Goal of the exercise: Locate each line below that includes "Кирли" and reproduce it.

Supplied records:

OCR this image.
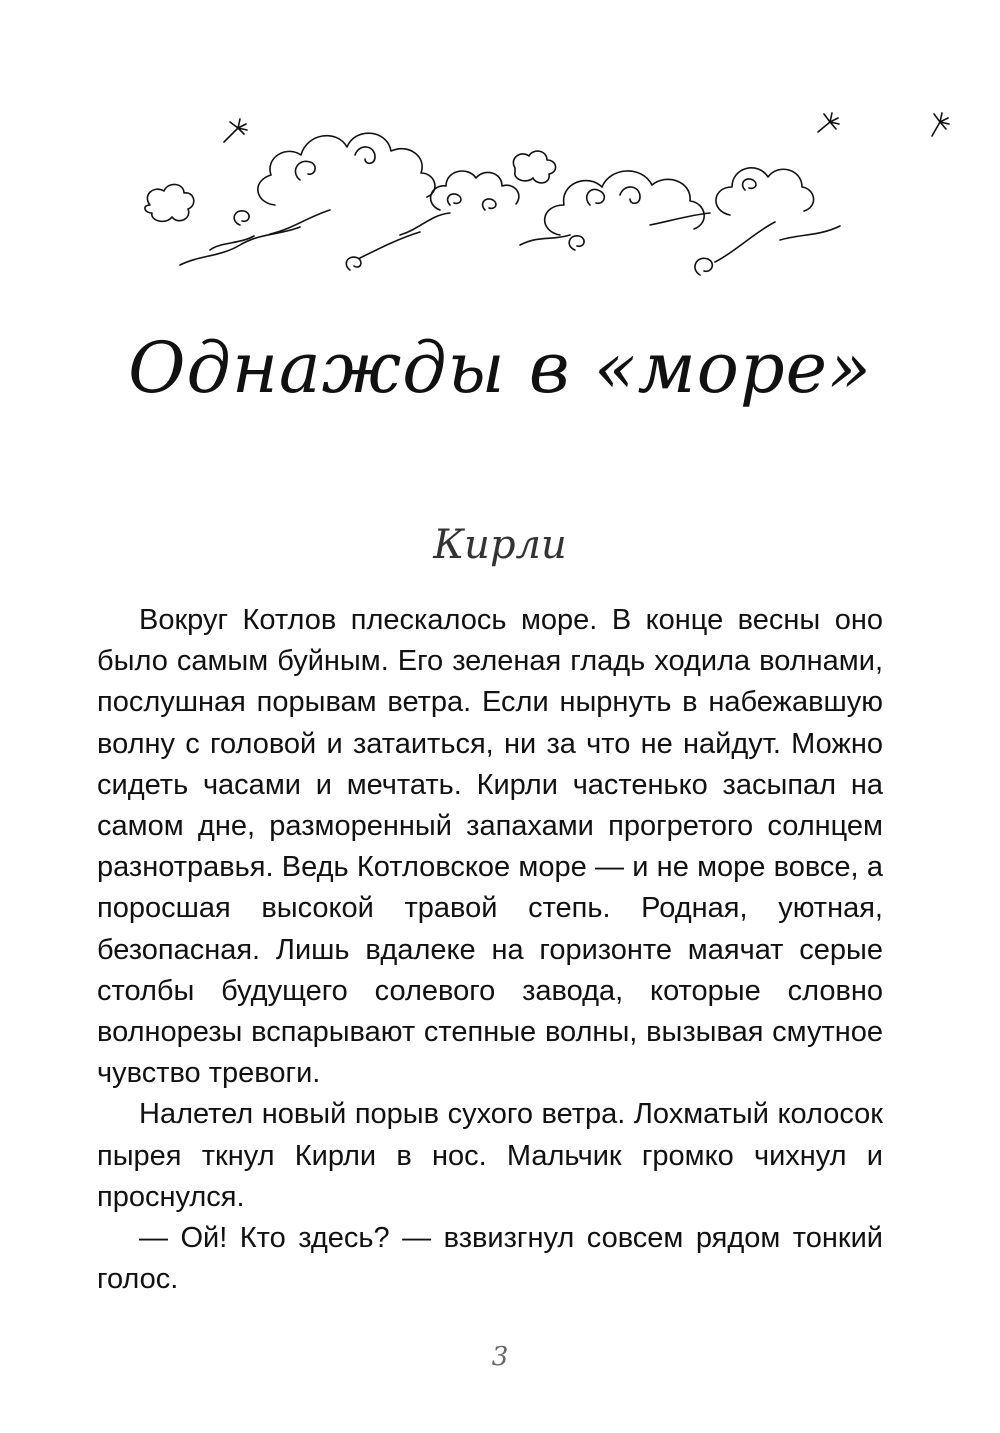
Однажды в «море»
Кирли

Вокруг Котлов плескалось море. В конце весны оно было самым буйным. Его зеленая гладь ходила волнами, послушная порывам ветра. Если нырнуть в набежавшую волну с головой и затаиться, ни за что не найдут. Можно сидеть часами и мечтать. Кирли частенько засыпал на самом дне, разморенный запахами прогретого солнцем разнотравья. Ведь Котловское море — и не море вовсе, а поросшая высокой травой степь. Родная, уютная, безопасная. Лишь вдалеке на горизонте маячат серые столбы будущего солевого завода, которые словно волнорезы вспарывают степные волны, вызывая смутное чувство тревоги.

Налетел новый порыв сухого ветра. Лохматый колосок пырея ткнул Кирли в нос. Мальчик громко чихнул и проснулся.

— Ой! Кто здесь? — взвизгнул совсем рядом тонкий голос.

3
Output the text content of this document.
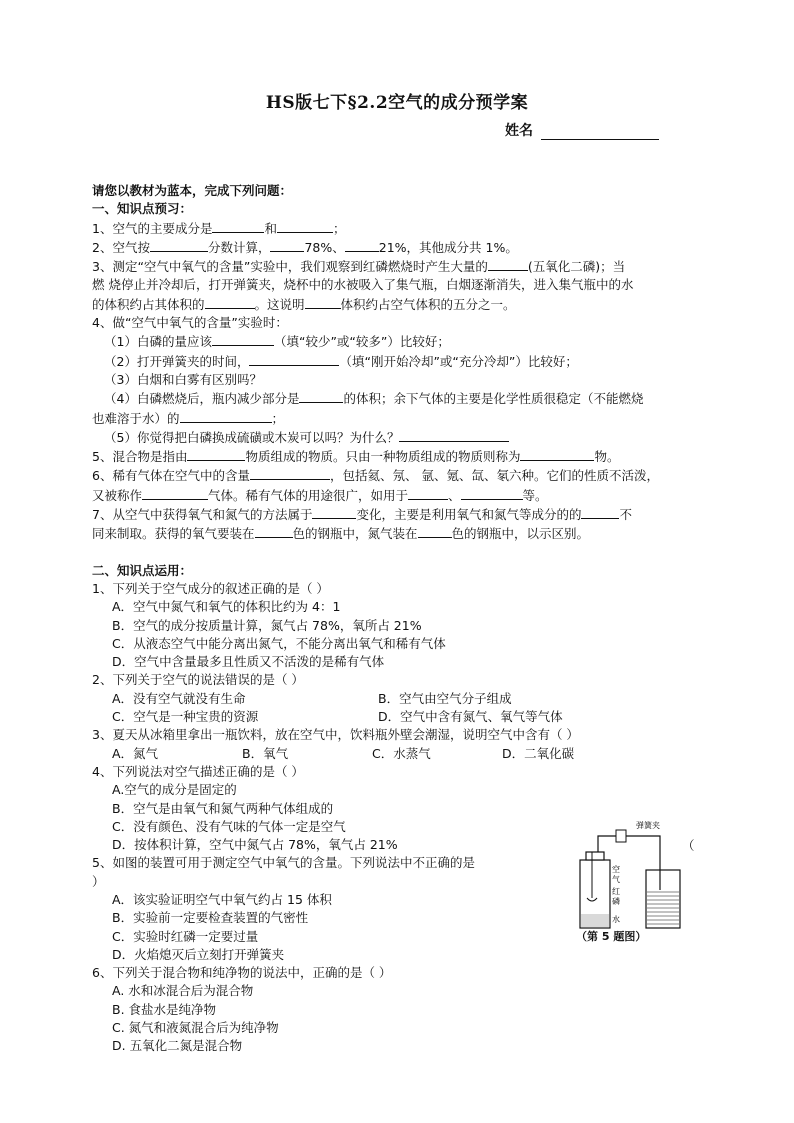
HS版七下§2.2空气的成分预学案
姓名
请您以教材为蓝本，完成下列问题：
一、知识点预习：
1、空气的主要成分是	和	；
2、空气按	分数计算，	78%、	21%，其他成分共 1%。
3、测定“空气中氧气的含量”实验中，我们观察到红磷燃烧时产生大量的	(五氧化二磷)；当
燃 烧停止并冷却后，打开弹簧夹，烧杯中的水被吸入了集气瓶，白烟逐渐消失，进入集气瓶中的水
的体积约占其体积的	。这说明	体积约占空气体积的五分之一。
4、做“空气中氧气的含量”实验时：
（1）白磷的量应该	（填“较少”或“较多”）比较好；
（2）打开弹簧夹的时间，	（填“刚开始冷却”或“充分冷却”）比较好；
（3）白烟和白雾有区别吗？
（4）白磷燃烧后，瓶内减少部分是	的体积；余下气体的主要是化学性质很稳定（不能燃烧
也难溶于水）的	；
（5）你觉得把白磷换成硫磺或木炭可以吗？为什么？
5、混合物是指由	物质组成的物质。只由一种物质组成的物质则称为	物。
6、稀有气体在空气中的含量	，包括氦、氖、 氩、氪、氙、氡六种。它们的性质不活泼，
又被称作	气体。稀有气体的用途很广，如用于	、	等。
7、从空气中获得氧气和氮气的方法属于	变化，主要是利用氧气和氮气等成分的的	不
同来制取。获得的氧气要装在	色的钢瓶中，氮气装在	色的钢瓶中，以示区别。
二、知识点运用：
1、下列关于空气成分的叙述正确的是（ ）
A．空气中氮气和氧气的体积比约为 4：1
B．空气的成分按质量计算，氮气占 78%，氧所占 21%
C．从液态空气中能分离出氮气，不能分离出氧气和稀有气体
D．空气中含量最多且性质又不活泼的是稀有气体
2、下列关于空气的说法错误的是（ ）
A．没有空气就没有生命	B．空气由空气分子组成
C．空气是一种宝贵的资源	D．空气中含有氮气、氧气等气体
3、夏天从冰箱里拿出一瓶饮料，放在空气中，饮料瓶外壁会潮湿，说明空气中含有（ ）
A．氮气	B．氧气	C．水蒸气	D．二氧化碳
4、下列说法对空气描述正确的是（ ）
A.空气的成分是固定的
B．空气是由氧气和氮气两种气体组成的
C．没有颜色、没有气味的气体一定是空气
D．按体积计算，空气中氮气占 78%，氧气占 21%
5、如图的装置可用于测定空气中氧气的含量。下列说法中不正确的是
）
A．该实验证明空气中氧气约占 15 体积
B．实验前一定要检查装置的气密性
C．实验时红磷一定要过量
D．火焰熄灭后立刻打开弹簧夹
6、下列关于混合物和纯净物的说法中，正确的是（ ）
A. 水和冰混合后为混合物
B. 食盐水是纯净物
C. 氮气和液氮混合后为纯净物
D. 五氧化二氮是混合物
（
弹簧夹
空
气
红
磷
水
（第 5 题图）
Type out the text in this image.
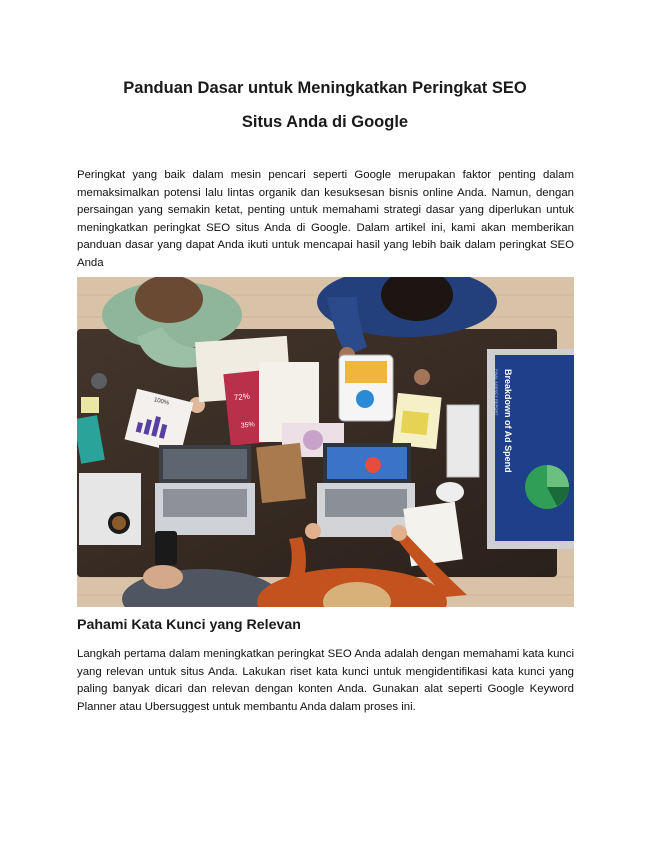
Panduan Dasar untuk Meningkatkan Peringkat SEO
Situs Anda di Google

Peringkat yang baik dalam mesin pencari seperti Google merupakan faktor penting dalam memaksimalkan potensi lalu lintas organik dan kesuksesan bisnis online Anda. Namun, dengan persaingan yang semakin ketat, penting untuk memahami strategi dasar yang diperlukan untuk meningkatkan peringkat SEO situs Anda di Google. Dalam artikel ini, kami akan memberikan panduan dasar yang dapat Anda ikuti untuk mencapai hasil yang lebih baik dalam peringkat SEO Anda

72%
35%
100%	Breakdown of Ad Spend
FINAL AGENCY REPORT
Pahami Kata Kunci yang Relevan

Langkah pertama dalam meningkatkan peringkat SEO Anda adalah dengan memahami kata kunci yang relevan untuk situs Anda. Lakukan riset kata kunci untuk mengidentifikasi kata kunci yang paling banyak dicari dan relevan dengan konten Anda. Gunakan alat seperti Google Keyword Planner atau Ubersuggest untuk membantu Anda dalam proses ini.
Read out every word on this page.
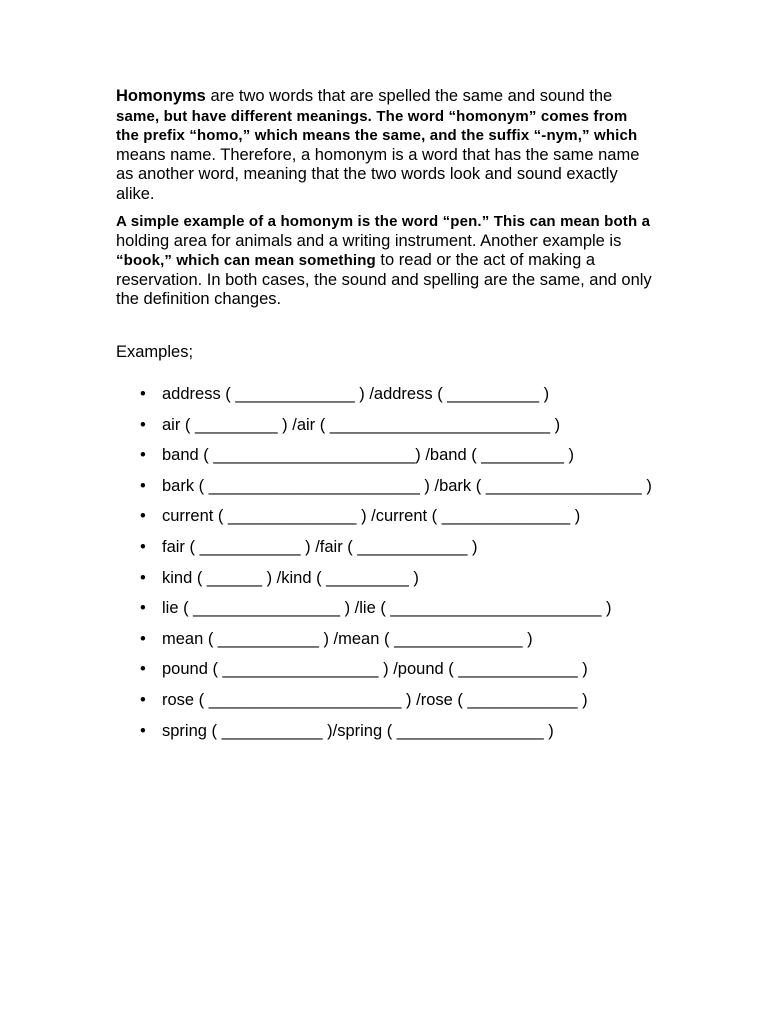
Homonyms are two words that are spelled the same and sound the
same, but have different meanings. The word “homonym” comes from
the prefix “homo,” which means the same, and the suffix “-nym,” which
means name. Therefore, a homonym is a word that has the same name
as another word, meaning that the two words look and sound exactly
alike.

A simple example of a homonym is the word “pen.” This can mean both a
holding area for animals and a writing instrument. Another example is
“book,” which can mean something to read or the act of making a
reservation. In both cases, the sound and spelling are the same, and only
the definition changes.

Examples;

• address ( _____________ ) /address ( __________ )
• air ( _________ ) /air ( ________________________ )
• band ( ______________________) /band ( _________ )
• bark ( _______________________ ) /bark ( _________________ )
• current ( ______________ ) /current ( ______________ )
• fair ( ___________ ) /fair ( ____________ )
• kind ( ______ ) /kind ( _________ )
• lie ( ________________ ) /lie ( _______________________ )
• mean ( ___________ ) /mean ( ______________ )
• pound ( _________________ ) /pound ( _____________ )
• rose ( _____________________ ) /rose ( ____________ )
• spring ( ___________ )/spring ( ________________ )
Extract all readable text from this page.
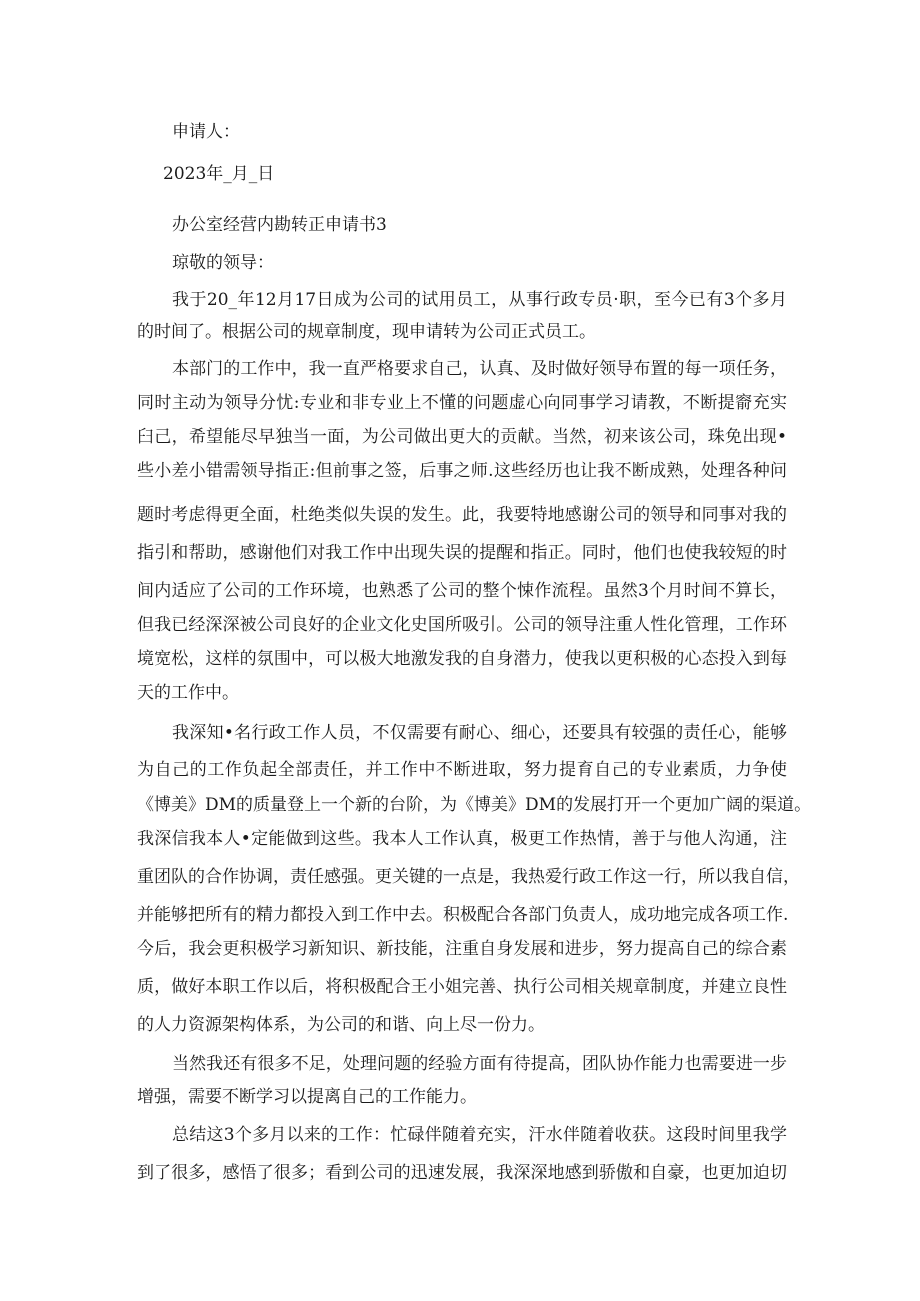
申请人：
2023年_月_日
办公室经营内勘转正申请书3
琼敬的领导：
我于20_年12月17日成为公司的试用员工，从事行政专员·职，至今已有3个多月
的时间了。根据公司的规章制度，现申请转为公司正式员工。
本部门的工作中，我一直严格要求自己，认真、及时做好领导布置的每一项任务，
同时主动为领导分忧:专业和非专业上不懂的问题虚心向同事学习请教，不断提窬充实
臼己，希望能尽早独当一面，为公司做出更大的贡献。当然，初来该公司，珠免出现•
些小差小错需领导指正:但前事之签，后事之师.这些经历也让我不断成熟，处理各种问
题时考虑得更全面，杜绝类似失误的发生。此，我要特地感谢公司的领导和同事对我的
指引和帮助，感谢他们对我工作中出现失误的提醒和指正。同时，他们也使我较短的时
间内适应了公司的工作环境，也熟悉了公司的整个悚作流程。虽然3个月时间不算长，
但我已经深深被公司良好的企业文化史国所吸引。公司的领导注重人性化管理，工作环
境宽松，这样的氛围中，可以极大地激发我的自身潜力，使我以更积极的心态投入到每
天的工作中。
我深知•名行政工作人员，不仅需要有耐心、细心，还要具有较强的责任心，能够
为自己的工作负起全部责任，并工作中不断进取，努力提育自己的专业素质，力争使
《博美》DM的质量登上一个新的台阶，为《博美》DM的发展打开一个更加广阔的渠道。
我深信我本人•定能做到这些。我本人工作认真，极更工作热情，善于与他人沟通，注
重团队的合作协调，责任感强。更关键的一点是，我热爱行政工作这一行，所以我自信，
并能够把所有的精力都投入到工作中去。积极配合各部门负责人，成功地完成各项工作.
今后，我会更积极学习新知识、新技能，注重自身发展和进步，努力提高自己的综合素
质，做好本职工作以后，将积极配合王小姐完善、执行公司相关规章制度，并建立良性
的人力资源架构体系，为公司的和谐、向上尽一份力。
当然我还有很多不足，处理问题的经验方面有待提高，团队协作能力也需要进一步
增强，需要不断学习以提离自己的工作能力。
总结这3个多月以来的工作：忙碌伴随着充实，汗水伴随着收获。这段时间里我学
到了很多，感悟了很多；看到公司的迅速发展，我深深地感到骄傲和自豪，也更加迫切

Solution to this problem:
Кирли
Вокруг Котлов плескалось море. В конце весны оно было самым буйным. Его зеленая гладь ходила волнами, послушная порывам ветра. Если нырнуть в набежавшую волну с головой и затаиться, ни за что не найдут. Можно сидеть часами и мечтать. Кирли частенько засыпал на самом дне, разморенный запахами прогретого солнцем разнотравья. Ведь Котловское море — и не море вовсе, а поросшая высокой травой степь. Родная, уютная, безопасная. Лишь вдалеке на горизонте маячат серые столбы будущего солевого завода, которые словно волнорезы вспарывают степные волны, вызывая смутное чувство тревоги.
Налетел новый порыв сухого ветра. Лохматый колосок пырея ткнул Кирли в нос. Мальчик громко чихнул и проснулся.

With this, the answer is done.